- [Figure data in JSON]
★ ★ ★ ★ ★
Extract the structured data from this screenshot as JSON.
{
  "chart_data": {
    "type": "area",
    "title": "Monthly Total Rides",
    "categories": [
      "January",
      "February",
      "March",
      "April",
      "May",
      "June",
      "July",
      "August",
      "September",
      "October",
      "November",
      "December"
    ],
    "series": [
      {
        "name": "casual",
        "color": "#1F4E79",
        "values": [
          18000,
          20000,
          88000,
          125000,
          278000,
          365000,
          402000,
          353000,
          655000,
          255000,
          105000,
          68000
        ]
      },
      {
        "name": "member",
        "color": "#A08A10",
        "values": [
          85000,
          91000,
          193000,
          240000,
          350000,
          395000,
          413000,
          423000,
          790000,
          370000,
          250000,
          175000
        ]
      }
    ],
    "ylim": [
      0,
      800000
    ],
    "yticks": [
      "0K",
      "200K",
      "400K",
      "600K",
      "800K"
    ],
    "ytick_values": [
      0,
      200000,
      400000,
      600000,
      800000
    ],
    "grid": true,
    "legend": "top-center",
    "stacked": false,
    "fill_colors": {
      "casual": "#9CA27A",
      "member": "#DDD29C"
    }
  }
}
★ ★ ★ ★ ★
- [What is required] Please repeat the listing exactly, with nothing left out.

- [Expected answer]
Extract the structured data from this screenshot as JSON.
{
  "chart_data": {
    "type": "area",
    "title": "Monthly Total Rides",
    "categories": [
      "January",
      "February",
      "March",
      "April",
      "May",
      "June",
      "July",
      "August",
      "September",
      "October",
      "November",
      "December"
    ],
    "series": [
      {
        "name": "casual",
        "color": "#1F4E79",
        "values": [
          18000,
          20000,
          88000,
          125000,
          278000,
          365000,
          402000,
          353000,
          655000,
          255000,
          105000,
          68000
        ]
      },
      {
        "name": "member",
        "color": "#A08A10",
        "values": [
          85000,
          91000,
          193000,
          240000,
          350000,
          395000,
          413000,
          423000,
          790000,
          370000,
          250000,
          175000
        ]
      }
    ],
    "ylim": [
      0,
      800000
    ],
    "yticks": [
      "0K",
      "200K",
      "400K",
      "600K",
      "800K"
    ],
    "ytick_values": [
      0,
      200000,
      400000,
      600000,
      800000
    ],
    "grid": true,
    "legend": "top-center",
    "stacked": false,
    "fill_colors": {
      "casual": "#9CA27A",
      "member": "#DDD29C"
    }
  }
}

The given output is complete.